▸ **Task statement**
Tally every line featuring "number", then give that tally alone.

(Lines of data)
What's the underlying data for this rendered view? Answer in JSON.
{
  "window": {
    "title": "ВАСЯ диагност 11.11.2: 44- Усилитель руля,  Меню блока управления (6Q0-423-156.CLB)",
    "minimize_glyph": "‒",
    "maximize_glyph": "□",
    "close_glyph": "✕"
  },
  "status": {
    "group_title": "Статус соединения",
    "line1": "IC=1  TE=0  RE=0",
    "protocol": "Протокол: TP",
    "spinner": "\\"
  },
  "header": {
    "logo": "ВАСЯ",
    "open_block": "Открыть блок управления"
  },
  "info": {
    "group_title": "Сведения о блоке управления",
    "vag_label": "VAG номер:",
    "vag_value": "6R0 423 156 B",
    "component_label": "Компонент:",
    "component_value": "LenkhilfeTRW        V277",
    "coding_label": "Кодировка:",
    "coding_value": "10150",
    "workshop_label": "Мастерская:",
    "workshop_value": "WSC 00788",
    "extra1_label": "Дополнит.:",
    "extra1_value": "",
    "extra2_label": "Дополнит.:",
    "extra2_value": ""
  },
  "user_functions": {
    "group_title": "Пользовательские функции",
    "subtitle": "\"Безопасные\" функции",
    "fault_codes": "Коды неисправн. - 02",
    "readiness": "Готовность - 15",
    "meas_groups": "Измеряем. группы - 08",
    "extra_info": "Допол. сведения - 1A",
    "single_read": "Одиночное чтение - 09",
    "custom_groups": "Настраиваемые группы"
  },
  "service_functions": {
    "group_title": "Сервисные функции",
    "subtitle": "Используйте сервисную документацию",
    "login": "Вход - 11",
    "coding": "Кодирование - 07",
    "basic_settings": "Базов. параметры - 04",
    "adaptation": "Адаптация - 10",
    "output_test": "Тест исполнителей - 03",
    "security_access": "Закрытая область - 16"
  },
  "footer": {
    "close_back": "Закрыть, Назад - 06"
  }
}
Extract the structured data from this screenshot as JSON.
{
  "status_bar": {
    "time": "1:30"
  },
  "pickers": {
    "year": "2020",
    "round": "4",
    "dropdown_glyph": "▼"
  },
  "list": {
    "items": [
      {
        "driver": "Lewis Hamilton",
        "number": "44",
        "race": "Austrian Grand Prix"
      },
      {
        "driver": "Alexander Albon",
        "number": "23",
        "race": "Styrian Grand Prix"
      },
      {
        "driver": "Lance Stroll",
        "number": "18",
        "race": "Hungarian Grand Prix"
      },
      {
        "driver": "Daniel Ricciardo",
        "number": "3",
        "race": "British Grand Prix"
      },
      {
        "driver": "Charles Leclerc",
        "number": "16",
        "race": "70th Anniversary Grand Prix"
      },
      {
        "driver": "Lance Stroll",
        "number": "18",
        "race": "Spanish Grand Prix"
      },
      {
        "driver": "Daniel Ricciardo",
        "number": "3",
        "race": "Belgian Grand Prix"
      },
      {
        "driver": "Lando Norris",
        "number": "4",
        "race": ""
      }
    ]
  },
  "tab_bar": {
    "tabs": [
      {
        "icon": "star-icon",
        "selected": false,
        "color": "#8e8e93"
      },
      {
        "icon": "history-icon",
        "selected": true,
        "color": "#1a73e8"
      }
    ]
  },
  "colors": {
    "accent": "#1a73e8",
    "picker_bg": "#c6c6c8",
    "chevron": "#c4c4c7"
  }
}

▸ **Worked solution**
8